**YOUR GOAL:**
Output all records precisely as written.

Records from a collection
···

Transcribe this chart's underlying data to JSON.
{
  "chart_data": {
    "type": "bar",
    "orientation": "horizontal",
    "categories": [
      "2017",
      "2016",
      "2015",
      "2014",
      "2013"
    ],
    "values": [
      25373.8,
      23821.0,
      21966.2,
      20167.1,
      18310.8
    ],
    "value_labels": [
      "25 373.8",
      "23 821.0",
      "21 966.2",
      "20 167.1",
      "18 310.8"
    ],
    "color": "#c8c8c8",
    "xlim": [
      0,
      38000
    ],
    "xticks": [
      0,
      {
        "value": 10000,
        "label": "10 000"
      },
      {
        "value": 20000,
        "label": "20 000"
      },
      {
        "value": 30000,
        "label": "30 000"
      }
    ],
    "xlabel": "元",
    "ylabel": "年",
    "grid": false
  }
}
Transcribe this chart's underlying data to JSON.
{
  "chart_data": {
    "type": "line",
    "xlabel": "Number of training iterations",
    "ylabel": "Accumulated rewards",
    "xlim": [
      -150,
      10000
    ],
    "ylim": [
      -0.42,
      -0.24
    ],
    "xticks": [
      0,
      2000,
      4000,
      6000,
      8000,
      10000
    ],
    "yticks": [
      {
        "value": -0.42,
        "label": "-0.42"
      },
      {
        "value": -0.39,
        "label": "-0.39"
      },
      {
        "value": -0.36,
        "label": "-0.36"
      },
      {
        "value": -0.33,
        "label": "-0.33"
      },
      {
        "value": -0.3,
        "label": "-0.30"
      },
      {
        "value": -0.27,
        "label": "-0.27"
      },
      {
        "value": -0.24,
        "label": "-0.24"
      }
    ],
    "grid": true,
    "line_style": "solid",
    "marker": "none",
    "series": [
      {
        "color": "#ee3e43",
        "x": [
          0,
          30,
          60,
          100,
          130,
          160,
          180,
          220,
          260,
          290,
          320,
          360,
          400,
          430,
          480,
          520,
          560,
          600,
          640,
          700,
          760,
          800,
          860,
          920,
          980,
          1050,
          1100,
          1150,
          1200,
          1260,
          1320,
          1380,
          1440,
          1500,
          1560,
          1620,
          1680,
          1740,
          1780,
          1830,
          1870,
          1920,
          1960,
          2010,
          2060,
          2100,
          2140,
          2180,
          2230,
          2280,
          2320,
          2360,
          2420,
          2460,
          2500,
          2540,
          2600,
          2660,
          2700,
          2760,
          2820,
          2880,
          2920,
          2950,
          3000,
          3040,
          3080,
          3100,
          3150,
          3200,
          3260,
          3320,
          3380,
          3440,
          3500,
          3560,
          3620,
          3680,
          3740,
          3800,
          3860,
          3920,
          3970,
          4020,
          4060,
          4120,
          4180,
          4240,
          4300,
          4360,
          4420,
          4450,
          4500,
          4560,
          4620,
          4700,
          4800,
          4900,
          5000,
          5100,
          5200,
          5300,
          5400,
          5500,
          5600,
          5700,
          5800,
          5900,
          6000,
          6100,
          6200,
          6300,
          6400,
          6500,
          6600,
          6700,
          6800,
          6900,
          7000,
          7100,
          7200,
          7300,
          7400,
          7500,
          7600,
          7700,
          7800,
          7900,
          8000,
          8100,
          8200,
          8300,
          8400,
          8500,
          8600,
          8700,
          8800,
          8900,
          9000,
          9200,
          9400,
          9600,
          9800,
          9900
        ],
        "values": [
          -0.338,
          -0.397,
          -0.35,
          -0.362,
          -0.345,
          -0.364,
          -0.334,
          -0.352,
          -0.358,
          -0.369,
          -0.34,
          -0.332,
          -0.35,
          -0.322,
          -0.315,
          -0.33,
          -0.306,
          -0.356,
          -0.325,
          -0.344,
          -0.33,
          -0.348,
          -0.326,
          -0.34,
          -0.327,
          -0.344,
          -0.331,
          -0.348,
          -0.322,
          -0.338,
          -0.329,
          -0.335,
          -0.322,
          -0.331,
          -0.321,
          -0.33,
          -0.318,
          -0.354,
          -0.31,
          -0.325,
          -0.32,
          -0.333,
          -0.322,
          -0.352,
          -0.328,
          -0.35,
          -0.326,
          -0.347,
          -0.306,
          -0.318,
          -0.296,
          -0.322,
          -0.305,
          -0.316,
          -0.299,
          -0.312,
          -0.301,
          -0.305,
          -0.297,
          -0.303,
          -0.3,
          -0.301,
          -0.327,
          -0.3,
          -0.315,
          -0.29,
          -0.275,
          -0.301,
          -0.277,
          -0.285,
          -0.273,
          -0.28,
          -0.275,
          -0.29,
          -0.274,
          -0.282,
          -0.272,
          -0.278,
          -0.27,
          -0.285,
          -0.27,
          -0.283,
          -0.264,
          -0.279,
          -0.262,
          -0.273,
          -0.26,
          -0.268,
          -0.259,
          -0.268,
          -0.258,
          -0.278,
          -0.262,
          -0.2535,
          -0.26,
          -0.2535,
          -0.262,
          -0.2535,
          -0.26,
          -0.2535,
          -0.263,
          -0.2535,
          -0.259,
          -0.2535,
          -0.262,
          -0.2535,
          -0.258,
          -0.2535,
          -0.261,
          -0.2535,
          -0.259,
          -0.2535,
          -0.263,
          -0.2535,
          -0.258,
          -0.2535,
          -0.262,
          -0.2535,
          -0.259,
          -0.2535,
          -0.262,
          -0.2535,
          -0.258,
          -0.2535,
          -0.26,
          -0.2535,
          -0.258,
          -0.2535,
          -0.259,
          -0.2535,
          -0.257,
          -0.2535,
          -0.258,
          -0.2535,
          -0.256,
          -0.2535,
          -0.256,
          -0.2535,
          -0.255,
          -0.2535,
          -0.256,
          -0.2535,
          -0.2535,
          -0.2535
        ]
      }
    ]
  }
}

···

**EXERCISE OUTPUT:**
Transcribe this chart's underlying data to JSON.
{
  "chart_data": {
    "type": "bar",
    "orientation": "horizontal",
    "categories": [
      "2017",
      "2016",
      "2015",
      "2014",
      "2013"
    ],
    "values": [
      25373.8,
      23821.0,
      21966.2,
      20167.1,
      18310.8
    ],
    "value_labels": [
      "25 373.8",
      "23 821.0",
      "21 966.2",
      "20 167.1",
      "18 310.8"
    ],
    "color": "#c8c8c8",
    "xlim": [
      0,
      38000
    ],
    "xticks": [
      0,
      {
        "value": 10000,
        "label": "10 000"
      },
      {
        "value": 20000,
        "label": "20 000"
      },
      {
        "value": 30000,
        "label": "30 000"
      }
    ],
    "xlabel": "元",
    "ylabel": "年",
    "grid": false
  }
}
Transcribe this chart's underlying data to JSON.
{
  "chart_data": {
    "type": "line",
    "xlabel": "Number of training iterations",
    "ylabel": "Accumulated rewards",
    "xlim": [
      -150,
      10000
    ],
    "ylim": [
      -0.42,
      -0.24
    ],
    "xticks": [
      0,
      2000,
      4000,
      6000,
      8000,
      10000
    ],
    "yticks": [
      {
        "value": -0.42,
        "label": "-0.42"
      },
      {
        "value": -0.39,
        "label": "-0.39"
      },
      {
        "value": -0.36,
        "label": "-0.36"
      },
      {
        "value": -0.33,
        "label": "-0.33"
      },
      {
        "value": -0.3,
        "label": "-0.30"
      },
      {
        "value": -0.27,
        "label": "-0.27"
      },
      {
        "value": -0.24,
        "label": "-0.24"
      }
    ],
    "grid": true,
    "line_style": "solid",
    "marker": "none",
    "series": [
      {
        "color": "#ee3e43",
        "x": [
          0,
          30,
          60,
          100,
          130,
          160,
          180,
          220,
          260,
          290,
          320,
          360,
          400,
          430,
          480,
          520,
          560,
          600,
          640,
          700,
          760,
          800,
          860,
          920,
          980,
          1050,
          1100,
          1150,
          1200,
          1260,
          1320,
          1380,
          1440,
          1500,
          1560,
          1620,
          1680,
          1740,
          1780,
          1830,
          1870,
          1920,
          1960,
          2010,
          2060,
          2100,
          2140,
          2180,
          2230,
          2280,
          2320,
          2360,
          2420,
          2460,
          2500,
          2540,
          2600,
          2660,
          2700,
          2760,
          2820,
          2880,
          2920,
          2950,
          3000,
          3040,
          3080,
          3100,
          3150,
          3200,
          3260,
          3320,
          3380,
          3440,
          3500,
          3560,
          3620,
          3680,
          3740,
          3800,
          3860,
          3920,
          3970,
          4020,
          4060,
          4120,
          4180,
          4240,
          4300,
          4360,
          4420,
          4450,
          4500,
          4560,
          4620,
          4700,
          4800,
          4900,
          5000,
          5100,
          5200,
          5300,
          5400,
          5500,
          5600,
          5700,
          5800,
          5900,
          6000,
          6100,
          6200,
          6300,
          6400,
          6500,
          6600,
          6700,
          6800,
          6900,
          7000,
          7100,
          7200,
          7300,
          7400,
          7500,
          7600,
          7700,
          7800,
          7900,
          8000,
          8100,
          8200,
          8300,
          8400,
          8500,
          8600,
          8700,
          8800,
          8900,
          9000,
          9200,
          9400,
          9600,
          9800,
          9900
        ],
        "values": [
          -0.338,
          -0.397,
          -0.35,
          -0.362,
          -0.345,
          -0.364,
          -0.334,
          -0.352,
          -0.358,
          -0.369,
          -0.34,
          -0.332,
          -0.35,
          -0.322,
          -0.315,
          -0.33,
          -0.306,
          -0.356,
          -0.325,
          -0.344,
          -0.33,
          -0.348,
          -0.326,
          -0.34,
          -0.327,
          -0.344,
          -0.331,
          -0.348,
          -0.322,
          -0.338,
          -0.329,
          -0.335,
          -0.322,
          -0.331,
          -0.321,
          -0.33,
          -0.318,
          -0.354,
          -0.31,
          -0.325,
          -0.32,
          -0.333,
          -0.322,
          -0.352,
          -0.328,
          -0.35,
          -0.326,
          -0.347,
          -0.306,
          -0.318,
          -0.296,
          -0.322,
          -0.305,
          -0.316,
          -0.299,
          -0.312,
          -0.301,
          -0.305,
          -0.297,
          -0.303,
          -0.3,
          -0.301,
          -0.327,
          -0.3,
          -0.315,
          -0.29,
          -0.275,
          -0.301,
          -0.277,
          -0.285,
          -0.273,
          -0.28,
          -0.275,
          -0.29,
          -0.274,
          -0.282,
          -0.272,
          -0.278,
          -0.27,
          -0.285,
          -0.27,
          -0.283,
          -0.264,
          -0.279,
          -0.262,
          -0.273,
          -0.26,
          -0.268,
          -0.259,
          -0.268,
          -0.258,
          -0.278,
          -0.262,
          -0.2535,
          -0.26,
          -0.2535,
          -0.262,
          -0.2535,
          -0.26,
          -0.2535,
          -0.263,
          -0.2535,
          -0.259,
          -0.2535,
          -0.262,
          -0.2535,
          -0.258,
          -0.2535,
          -0.261,
          -0.2535,
          -0.259,
          -0.2535,
          -0.263,
          -0.2535,
          -0.258,
          -0.2535,
          -0.262,
          -0.2535,
          -0.259,
          -0.2535,
          -0.262,
          -0.2535,
          -0.258,
          -0.2535,
          -0.26,
          -0.2535,
          -0.258,
          -0.2535,
          -0.259,
          -0.2535,
          -0.257,
          -0.2535,
          -0.258,
          -0.2535,
          -0.256,
          -0.2535,
          -0.256,
          -0.2535,
          -0.255,
          -0.2535,
          -0.256,
          -0.2535,
          -0.2535,
          -0.2535
        ]
      }
    ]
  }
}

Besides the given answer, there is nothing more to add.